• _What to do_: Check each line of the records for "prefix"; collect those that have it.

• _Exercise material_:
[start]

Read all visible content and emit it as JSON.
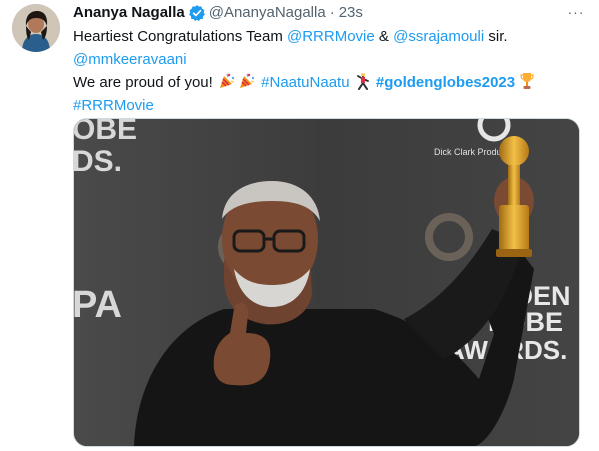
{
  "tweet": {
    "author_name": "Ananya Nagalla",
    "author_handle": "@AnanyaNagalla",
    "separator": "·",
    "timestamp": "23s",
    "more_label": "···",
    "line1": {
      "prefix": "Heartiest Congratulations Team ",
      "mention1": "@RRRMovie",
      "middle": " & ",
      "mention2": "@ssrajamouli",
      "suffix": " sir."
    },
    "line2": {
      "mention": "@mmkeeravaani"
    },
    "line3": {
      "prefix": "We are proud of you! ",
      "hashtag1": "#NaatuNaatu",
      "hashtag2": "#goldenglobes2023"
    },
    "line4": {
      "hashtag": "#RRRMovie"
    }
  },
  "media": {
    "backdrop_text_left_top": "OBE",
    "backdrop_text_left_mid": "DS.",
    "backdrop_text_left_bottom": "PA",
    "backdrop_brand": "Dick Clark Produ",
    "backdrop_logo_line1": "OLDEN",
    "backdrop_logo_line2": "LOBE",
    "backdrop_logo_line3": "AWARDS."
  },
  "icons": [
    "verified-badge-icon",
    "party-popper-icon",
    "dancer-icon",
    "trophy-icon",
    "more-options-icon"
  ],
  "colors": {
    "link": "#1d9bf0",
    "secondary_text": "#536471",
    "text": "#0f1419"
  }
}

[end]
[start]

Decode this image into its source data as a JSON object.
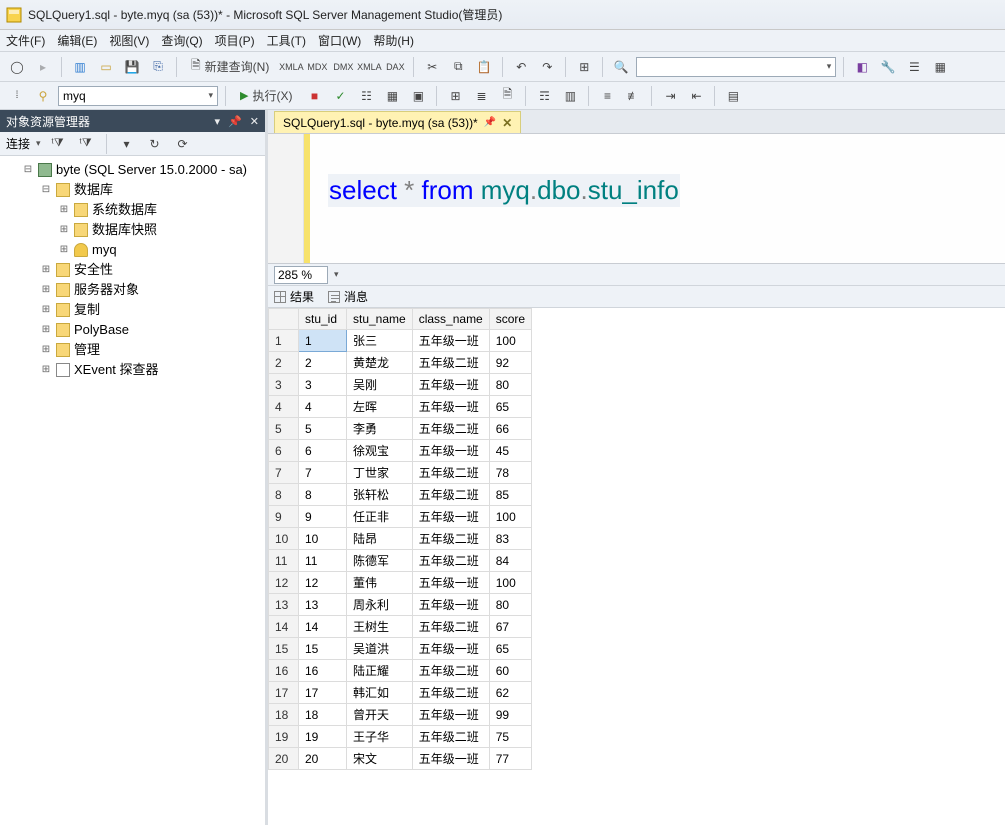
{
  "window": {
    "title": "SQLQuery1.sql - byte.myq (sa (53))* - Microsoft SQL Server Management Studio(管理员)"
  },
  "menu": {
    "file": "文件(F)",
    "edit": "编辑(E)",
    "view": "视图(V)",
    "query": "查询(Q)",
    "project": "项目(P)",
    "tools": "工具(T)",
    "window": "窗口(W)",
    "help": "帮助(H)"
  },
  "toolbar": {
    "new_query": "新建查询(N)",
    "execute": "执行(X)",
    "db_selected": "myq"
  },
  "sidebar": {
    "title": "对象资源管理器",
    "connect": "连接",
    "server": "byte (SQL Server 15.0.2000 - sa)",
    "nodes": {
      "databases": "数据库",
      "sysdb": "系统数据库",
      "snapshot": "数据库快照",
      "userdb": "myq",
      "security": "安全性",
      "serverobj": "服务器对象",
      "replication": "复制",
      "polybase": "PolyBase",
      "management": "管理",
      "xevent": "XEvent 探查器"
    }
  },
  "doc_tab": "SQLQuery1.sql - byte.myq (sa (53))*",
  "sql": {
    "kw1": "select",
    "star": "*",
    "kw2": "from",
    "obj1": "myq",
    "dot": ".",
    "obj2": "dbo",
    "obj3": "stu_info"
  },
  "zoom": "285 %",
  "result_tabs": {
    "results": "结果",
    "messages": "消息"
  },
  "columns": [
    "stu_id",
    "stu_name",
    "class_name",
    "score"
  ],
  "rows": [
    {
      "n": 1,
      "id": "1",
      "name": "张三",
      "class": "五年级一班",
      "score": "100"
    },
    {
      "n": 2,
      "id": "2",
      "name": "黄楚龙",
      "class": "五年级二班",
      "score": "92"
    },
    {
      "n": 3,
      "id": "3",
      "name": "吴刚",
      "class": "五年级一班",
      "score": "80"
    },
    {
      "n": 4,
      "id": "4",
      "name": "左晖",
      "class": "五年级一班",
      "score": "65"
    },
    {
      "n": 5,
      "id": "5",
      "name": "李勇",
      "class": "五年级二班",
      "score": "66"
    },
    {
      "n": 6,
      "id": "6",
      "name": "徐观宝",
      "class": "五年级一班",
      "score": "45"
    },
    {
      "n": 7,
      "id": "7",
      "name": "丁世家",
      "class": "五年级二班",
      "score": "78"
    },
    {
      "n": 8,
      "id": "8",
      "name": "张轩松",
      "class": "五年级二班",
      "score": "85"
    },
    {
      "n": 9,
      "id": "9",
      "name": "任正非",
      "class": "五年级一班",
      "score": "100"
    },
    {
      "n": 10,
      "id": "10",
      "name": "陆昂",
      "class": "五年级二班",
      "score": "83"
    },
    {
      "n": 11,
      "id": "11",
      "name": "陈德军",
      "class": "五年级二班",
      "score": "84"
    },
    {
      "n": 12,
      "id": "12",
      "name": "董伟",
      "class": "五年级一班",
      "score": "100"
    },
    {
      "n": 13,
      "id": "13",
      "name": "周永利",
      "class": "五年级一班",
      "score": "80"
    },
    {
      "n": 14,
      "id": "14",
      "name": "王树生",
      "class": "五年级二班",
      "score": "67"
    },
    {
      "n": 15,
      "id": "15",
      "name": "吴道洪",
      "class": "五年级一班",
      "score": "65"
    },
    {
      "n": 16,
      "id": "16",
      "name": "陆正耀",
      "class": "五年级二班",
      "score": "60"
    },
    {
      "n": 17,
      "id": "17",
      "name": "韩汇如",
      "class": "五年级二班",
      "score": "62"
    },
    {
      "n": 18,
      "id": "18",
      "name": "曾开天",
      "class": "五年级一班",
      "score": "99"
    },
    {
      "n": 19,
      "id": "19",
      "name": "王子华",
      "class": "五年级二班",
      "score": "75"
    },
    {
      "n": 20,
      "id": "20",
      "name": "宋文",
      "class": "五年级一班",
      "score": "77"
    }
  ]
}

[end]

• _The response_:
      "prefix": "Heartiest Congratulations Team ",
      "prefix": "We are proud of you! ",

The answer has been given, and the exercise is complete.